> [YOUR OBJECTIVE] Write out the records below once more, exactly as they stand.

(A run of records)
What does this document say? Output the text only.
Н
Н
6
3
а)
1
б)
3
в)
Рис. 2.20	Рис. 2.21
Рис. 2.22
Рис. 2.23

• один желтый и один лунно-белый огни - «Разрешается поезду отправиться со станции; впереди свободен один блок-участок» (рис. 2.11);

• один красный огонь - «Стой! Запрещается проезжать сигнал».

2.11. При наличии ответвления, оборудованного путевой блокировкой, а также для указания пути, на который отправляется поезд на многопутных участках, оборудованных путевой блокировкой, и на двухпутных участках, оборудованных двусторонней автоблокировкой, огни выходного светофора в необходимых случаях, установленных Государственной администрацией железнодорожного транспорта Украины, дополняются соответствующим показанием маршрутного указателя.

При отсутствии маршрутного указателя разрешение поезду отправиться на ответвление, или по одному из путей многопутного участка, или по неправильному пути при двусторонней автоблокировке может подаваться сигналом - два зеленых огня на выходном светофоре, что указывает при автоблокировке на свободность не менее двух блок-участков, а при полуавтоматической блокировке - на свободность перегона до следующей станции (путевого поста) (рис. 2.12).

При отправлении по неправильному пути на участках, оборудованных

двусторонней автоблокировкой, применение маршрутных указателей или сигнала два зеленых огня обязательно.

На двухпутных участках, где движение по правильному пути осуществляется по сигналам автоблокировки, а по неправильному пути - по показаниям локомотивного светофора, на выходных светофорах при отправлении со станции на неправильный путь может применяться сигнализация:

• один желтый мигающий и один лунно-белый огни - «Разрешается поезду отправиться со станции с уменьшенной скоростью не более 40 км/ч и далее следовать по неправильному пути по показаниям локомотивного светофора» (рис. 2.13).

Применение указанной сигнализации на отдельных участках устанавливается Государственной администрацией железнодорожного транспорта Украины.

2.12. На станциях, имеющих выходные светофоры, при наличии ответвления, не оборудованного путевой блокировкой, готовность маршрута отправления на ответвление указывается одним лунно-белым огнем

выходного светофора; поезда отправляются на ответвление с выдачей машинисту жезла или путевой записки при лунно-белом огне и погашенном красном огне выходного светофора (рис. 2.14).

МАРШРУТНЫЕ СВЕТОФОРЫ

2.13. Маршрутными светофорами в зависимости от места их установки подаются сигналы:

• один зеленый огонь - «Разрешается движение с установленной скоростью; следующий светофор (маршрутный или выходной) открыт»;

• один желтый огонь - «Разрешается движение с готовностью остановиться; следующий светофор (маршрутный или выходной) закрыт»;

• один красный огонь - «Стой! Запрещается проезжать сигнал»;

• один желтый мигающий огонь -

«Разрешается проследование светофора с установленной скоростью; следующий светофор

> [TASK RESPONSE]
What does this document say? Output the text only.
Н
Н
6
3
а)
1
б)
3
в)
Рис. 2.20	Рис. 2.21
Рис. 2.22
Рис. 2.23

• один желтый и один лунно-белый огни - «Разрешается поезду отправиться со станции; впереди свободен один блок-участок» (рис. 2.11);

• один красный огонь - «Стой! Запрещается проезжать сигнал».

2.11. При наличии ответвления, оборудованного путевой блокировкой, а также для указания пути, на который отправляется поезд на многопутных участках, оборудованных путевой блокировкой, и на двухпутных участках, оборудованных двусторонней автоблокировкой, огни выходного светофора в необходимых случаях, установленных Государственной администрацией железнодорожного транспорта Украины, дополняются соответствующим показанием маршрутного указателя.

При отсутствии маршрутного указателя разрешение поезду отправиться на ответвление, или по одному из путей многопутного участка, или по неправильному пути при двусторонней автоблокировке может подаваться сигналом - два зеленых огня на выходном светофоре, что указывает при автоблокировке на свободность не менее двух блок-участков, а при полуавтоматической блокировке - на свободность перегона до следующей станции (путевого поста) (рис. 2.12).

При отправлении по неправильному пути на участках, оборудованных

двусторонней автоблокировкой, применение маршрутных указателей или сигнала два зеленых огня обязательно.

На двухпутных участках, где движение по правильному пути осуществляется по сигналам автоблокировки, а по неправильному пути - по показаниям локомотивного светофора, на выходных светофорах при отправлении со станции на неправильный путь может применяться сигнализация:

• один желтый мигающий и один лунно-белый огни - «Разрешается поезду отправиться со станции с уменьшенной скоростью не более 40 км/ч и далее следовать по неправильному пути по показаниям локомотивного светофора» (рис. 2.13).

Применение указанной сигнализации на отдельных участках устанавливается Государственной администрацией железнодорожного транспорта Украины.

2.12. На станциях, имеющих выходные светофоры, при наличии ответвления, не оборудованного путевой блокировкой, готовность маршрута отправления на ответвление указывается одним лунно-белым огнем

выходного светофора; поезда отправляются на ответвление с выдачей машинисту жезла или путевой записки при лунно-белом огне и погашенном красном огне выходного светофора (рис. 2.14).

МАРШРУТНЫЕ СВЕТОФОРЫ

2.13. Маршрутными светофорами в зависимости от места их установки подаются сигналы:

• один зеленый огонь - «Разрешается движение с установленной скоростью; следующий светофор (маршрутный или выходной) открыт»;

• один желтый огонь - «Разрешается движение с готовностью остановиться; следующий светофор (маршрутный или выходной) закрыт»;

• один красный огонь - «Стой! Запрещается проезжать сигнал»;

• один желтый мигающий огонь -

«Разрешается проследование светофора с установленной скоростью; следующий светофор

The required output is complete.